# Aim of the exercise:
Look over the entries that follow and work out how many lines contain "content". State the number only.

····················

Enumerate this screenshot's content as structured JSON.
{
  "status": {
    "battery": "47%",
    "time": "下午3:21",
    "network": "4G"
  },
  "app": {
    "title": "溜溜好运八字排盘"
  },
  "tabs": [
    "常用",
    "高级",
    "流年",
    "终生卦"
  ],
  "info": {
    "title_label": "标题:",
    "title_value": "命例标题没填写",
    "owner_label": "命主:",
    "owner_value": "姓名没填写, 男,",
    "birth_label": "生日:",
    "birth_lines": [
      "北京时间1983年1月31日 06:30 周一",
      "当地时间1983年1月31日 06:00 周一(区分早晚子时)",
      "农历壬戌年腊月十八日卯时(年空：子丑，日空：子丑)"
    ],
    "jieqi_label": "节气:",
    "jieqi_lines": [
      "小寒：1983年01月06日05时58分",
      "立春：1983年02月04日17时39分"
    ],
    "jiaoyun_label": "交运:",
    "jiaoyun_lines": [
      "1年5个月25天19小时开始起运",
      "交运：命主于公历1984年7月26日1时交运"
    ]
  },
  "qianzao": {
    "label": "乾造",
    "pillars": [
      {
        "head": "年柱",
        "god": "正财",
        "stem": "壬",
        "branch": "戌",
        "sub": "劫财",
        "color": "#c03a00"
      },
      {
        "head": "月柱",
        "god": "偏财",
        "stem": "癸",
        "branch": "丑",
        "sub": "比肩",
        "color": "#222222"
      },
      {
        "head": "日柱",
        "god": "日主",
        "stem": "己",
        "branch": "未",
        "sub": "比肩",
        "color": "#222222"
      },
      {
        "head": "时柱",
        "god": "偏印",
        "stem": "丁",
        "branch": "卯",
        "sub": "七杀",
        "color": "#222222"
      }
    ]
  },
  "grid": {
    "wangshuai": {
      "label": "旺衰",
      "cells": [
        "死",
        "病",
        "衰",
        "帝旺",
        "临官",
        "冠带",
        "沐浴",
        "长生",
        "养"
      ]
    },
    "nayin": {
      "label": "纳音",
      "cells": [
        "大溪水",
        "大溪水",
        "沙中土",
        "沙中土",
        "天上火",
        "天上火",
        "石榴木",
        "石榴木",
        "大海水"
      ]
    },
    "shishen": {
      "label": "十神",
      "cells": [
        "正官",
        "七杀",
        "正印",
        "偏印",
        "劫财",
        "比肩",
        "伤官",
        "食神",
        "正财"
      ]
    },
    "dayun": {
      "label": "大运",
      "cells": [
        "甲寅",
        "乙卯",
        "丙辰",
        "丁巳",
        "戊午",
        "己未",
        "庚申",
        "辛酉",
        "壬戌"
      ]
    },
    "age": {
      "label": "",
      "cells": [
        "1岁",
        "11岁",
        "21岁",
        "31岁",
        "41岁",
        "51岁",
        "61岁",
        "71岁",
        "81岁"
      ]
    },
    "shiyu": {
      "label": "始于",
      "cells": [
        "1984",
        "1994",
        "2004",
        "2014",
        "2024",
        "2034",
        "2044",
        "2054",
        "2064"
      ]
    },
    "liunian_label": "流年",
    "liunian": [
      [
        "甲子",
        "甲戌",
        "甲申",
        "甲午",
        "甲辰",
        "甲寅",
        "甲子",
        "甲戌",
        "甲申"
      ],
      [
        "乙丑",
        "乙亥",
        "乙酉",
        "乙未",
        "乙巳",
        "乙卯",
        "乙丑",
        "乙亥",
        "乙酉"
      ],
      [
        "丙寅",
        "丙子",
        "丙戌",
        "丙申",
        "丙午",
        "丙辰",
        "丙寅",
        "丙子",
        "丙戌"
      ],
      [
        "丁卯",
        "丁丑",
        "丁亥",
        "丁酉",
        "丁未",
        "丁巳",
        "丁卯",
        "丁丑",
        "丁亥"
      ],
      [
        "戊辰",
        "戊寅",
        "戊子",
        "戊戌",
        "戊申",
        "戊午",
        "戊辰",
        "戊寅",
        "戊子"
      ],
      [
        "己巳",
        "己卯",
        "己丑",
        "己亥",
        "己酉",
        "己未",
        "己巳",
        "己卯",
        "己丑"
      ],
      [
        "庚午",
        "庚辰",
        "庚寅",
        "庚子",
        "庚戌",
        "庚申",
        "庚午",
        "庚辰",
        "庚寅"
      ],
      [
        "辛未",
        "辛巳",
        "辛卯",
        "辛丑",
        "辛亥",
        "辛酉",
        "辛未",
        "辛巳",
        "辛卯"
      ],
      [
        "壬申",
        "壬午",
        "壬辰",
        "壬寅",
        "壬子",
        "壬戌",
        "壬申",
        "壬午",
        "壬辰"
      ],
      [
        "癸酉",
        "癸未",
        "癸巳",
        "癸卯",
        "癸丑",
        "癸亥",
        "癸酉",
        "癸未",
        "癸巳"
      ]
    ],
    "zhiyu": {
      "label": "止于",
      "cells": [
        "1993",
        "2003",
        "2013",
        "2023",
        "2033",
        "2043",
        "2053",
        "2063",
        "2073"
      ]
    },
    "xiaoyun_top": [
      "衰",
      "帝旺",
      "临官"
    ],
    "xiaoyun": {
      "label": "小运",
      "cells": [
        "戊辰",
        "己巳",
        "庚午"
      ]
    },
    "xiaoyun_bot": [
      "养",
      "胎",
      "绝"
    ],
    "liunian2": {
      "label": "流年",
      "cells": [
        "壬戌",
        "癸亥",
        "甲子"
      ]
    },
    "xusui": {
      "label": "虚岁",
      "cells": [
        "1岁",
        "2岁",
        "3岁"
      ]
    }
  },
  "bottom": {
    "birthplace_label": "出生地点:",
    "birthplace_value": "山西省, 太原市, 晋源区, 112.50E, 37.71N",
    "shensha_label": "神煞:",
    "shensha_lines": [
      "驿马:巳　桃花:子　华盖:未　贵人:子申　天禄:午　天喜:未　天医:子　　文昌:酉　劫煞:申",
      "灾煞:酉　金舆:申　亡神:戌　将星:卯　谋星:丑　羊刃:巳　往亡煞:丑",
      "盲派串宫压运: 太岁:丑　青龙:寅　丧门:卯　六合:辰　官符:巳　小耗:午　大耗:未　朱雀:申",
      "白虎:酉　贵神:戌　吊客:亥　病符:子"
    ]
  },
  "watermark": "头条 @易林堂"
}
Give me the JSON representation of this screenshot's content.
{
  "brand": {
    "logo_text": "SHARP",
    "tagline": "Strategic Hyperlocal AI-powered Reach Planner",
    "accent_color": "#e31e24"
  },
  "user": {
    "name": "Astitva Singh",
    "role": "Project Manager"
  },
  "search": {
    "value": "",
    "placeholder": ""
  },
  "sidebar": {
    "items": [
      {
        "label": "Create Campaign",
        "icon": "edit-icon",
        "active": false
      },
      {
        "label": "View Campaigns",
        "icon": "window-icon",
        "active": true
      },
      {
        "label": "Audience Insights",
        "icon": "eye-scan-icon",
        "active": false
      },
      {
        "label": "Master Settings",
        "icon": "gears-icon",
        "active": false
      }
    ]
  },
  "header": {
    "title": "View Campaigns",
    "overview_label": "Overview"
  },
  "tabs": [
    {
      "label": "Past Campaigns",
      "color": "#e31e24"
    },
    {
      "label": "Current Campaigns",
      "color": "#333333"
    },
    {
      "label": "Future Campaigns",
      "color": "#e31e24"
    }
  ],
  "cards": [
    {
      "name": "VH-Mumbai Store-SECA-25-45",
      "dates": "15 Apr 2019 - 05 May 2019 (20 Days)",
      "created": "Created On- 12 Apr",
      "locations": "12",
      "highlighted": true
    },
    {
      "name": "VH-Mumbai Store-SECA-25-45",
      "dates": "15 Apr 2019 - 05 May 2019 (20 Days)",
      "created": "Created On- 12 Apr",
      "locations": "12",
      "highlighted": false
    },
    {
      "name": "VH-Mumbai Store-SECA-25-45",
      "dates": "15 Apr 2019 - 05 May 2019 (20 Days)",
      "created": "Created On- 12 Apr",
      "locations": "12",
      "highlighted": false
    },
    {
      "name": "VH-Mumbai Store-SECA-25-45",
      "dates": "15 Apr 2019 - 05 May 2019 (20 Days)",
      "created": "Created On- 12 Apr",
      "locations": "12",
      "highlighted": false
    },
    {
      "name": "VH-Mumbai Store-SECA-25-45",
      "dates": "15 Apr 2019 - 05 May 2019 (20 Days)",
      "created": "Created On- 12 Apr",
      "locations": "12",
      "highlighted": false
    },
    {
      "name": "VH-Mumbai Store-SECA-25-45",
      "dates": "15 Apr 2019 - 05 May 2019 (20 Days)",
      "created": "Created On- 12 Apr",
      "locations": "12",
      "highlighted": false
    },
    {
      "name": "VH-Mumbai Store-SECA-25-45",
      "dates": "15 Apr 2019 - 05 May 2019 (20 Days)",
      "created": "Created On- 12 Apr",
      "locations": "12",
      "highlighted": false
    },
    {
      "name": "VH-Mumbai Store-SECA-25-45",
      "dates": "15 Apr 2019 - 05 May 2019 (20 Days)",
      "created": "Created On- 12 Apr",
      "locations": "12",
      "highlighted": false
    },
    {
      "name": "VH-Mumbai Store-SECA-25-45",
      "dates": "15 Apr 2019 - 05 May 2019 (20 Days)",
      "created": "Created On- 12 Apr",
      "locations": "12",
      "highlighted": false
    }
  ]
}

····················

# The reply:
2